__Records that describe figures__
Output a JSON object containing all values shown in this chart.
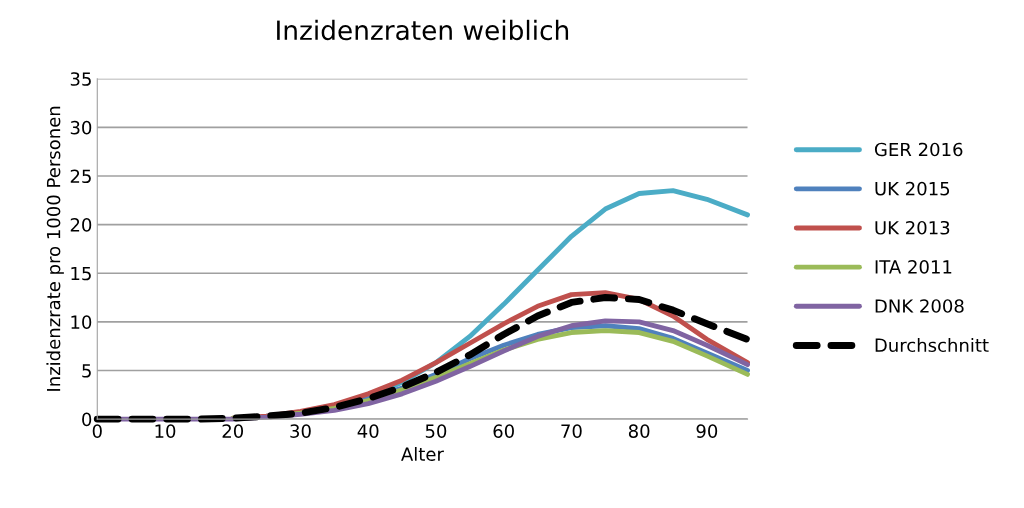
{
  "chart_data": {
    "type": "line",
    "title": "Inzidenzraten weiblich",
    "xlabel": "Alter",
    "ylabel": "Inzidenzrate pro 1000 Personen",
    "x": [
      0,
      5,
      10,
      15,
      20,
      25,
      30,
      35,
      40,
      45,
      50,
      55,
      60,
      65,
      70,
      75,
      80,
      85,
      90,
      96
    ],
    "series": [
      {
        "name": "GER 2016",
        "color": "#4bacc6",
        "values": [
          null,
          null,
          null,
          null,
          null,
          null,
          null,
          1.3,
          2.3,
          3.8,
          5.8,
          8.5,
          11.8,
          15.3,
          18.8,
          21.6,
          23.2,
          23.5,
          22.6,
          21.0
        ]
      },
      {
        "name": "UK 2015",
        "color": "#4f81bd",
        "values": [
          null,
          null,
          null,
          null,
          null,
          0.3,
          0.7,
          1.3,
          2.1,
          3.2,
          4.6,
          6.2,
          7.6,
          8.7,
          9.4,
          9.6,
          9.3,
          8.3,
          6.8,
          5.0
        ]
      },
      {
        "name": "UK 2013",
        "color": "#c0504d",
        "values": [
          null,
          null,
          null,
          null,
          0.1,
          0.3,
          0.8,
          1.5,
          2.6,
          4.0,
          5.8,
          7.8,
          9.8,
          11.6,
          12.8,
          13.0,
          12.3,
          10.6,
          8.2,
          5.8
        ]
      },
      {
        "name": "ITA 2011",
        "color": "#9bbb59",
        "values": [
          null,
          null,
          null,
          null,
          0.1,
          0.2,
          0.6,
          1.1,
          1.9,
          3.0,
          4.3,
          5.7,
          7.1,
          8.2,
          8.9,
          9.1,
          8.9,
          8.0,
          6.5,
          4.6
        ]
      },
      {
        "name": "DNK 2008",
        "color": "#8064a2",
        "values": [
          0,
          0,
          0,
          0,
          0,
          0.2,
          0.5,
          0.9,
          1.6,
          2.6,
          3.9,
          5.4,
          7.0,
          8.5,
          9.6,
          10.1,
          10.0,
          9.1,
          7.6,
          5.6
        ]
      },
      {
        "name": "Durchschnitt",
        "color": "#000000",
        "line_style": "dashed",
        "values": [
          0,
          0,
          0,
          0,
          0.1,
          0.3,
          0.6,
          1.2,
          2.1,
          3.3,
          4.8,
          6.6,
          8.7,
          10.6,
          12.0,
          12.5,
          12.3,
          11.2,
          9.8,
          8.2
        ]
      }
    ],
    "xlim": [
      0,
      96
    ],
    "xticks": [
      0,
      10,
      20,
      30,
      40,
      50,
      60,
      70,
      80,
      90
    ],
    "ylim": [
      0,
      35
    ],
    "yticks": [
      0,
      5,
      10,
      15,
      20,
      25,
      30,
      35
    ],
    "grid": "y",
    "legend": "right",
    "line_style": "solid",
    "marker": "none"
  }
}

__EXERCISE DIRECTIONS__
Every record above should be transcribed exactly; the pictures stay out of the copy.

__WRITTEN RESPONSE__
Output a JSON object containing all values shown in this chart.
{
  "chart_data": {
    "type": "line",
    "title": "Inzidenzraten weiblich",
    "xlabel": "Alter",
    "ylabel": "Inzidenzrate pro 1000 Personen",
    "x": [
      0,
      5,
      10,
      15,
      20,
      25,
      30,
      35,
      40,
      45,
      50,
      55,
      60,
      65,
      70,
      75,
      80,
      85,
      90,
      96
    ],
    "series": [
      {
        "name": "GER 2016",
        "color": "#4bacc6",
        "values": [
          null,
          null,
          null,
          null,
          null,
          null,
          null,
          1.3,
          2.3,
          3.8,
          5.8,
          8.5,
          11.8,
          15.3,
          18.8,
          21.6,
          23.2,
          23.5,
          22.6,
          21.0
        ]
      },
      {
        "name": "UK 2015",
        "color": "#4f81bd",
        "values": [
          null,
          null,
          null,
          null,
          null,
          0.3,
          0.7,
          1.3,
          2.1,
          3.2,
          4.6,
          6.2,
          7.6,
          8.7,
          9.4,
          9.6,
          9.3,
          8.3,
          6.8,
          5.0
        ]
      },
      {
        "name": "UK 2013",
        "color": "#c0504d",
        "values": [
          null,
          null,
          null,
          null,
          0.1,
          0.3,
          0.8,
          1.5,
          2.6,
          4.0,
          5.8,
          7.8,
          9.8,
          11.6,
          12.8,
          13.0,
          12.3,
          10.6,
          8.2,
          5.8
        ]
      },
      {
        "name": "ITA 2011",
        "color": "#9bbb59",
        "values": [
          null,
          null,
          null,
          null,
          0.1,
          0.2,
          0.6,
          1.1,
          1.9,
          3.0,
          4.3,
          5.7,
          7.1,
          8.2,
          8.9,
          9.1,
          8.9,
          8.0,
          6.5,
          4.6
        ]
      },
      {
        "name": "DNK 2008",
        "color": "#8064a2",
        "values": [
          0,
          0,
          0,
          0,
          0,
          0.2,
          0.5,
          0.9,
          1.6,
          2.6,
          3.9,
          5.4,
          7.0,
          8.5,
          9.6,
          10.1,
          10.0,
          9.1,
          7.6,
          5.6
        ]
      },
      {
        "name": "Durchschnitt",
        "color": "#000000",
        "line_style": "dashed",
        "values": [
          0,
          0,
          0,
          0,
          0.1,
          0.3,
          0.6,
          1.2,
          2.1,
          3.3,
          4.8,
          6.6,
          8.7,
          10.6,
          12.0,
          12.5,
          12.3,
          11.2,
          9.8,
          8.2
        ]
      }
    ],
    "xlim": [
      0,
      96
    ],
    "xticks": [
      0,
      10,
      20,
      30,
      40,
      50,
      60,
      70,
      80,
      90
    ],
    "ylim": [
      0,
      35
    ],
    "yticks": [
      0,
      5,
      10,
      15,
      20,
      25,
      30,
      35
    ],
    "grid": "y",
    "legend": "right",
    "line_style": "solid",
    "marker": "none"
  }
}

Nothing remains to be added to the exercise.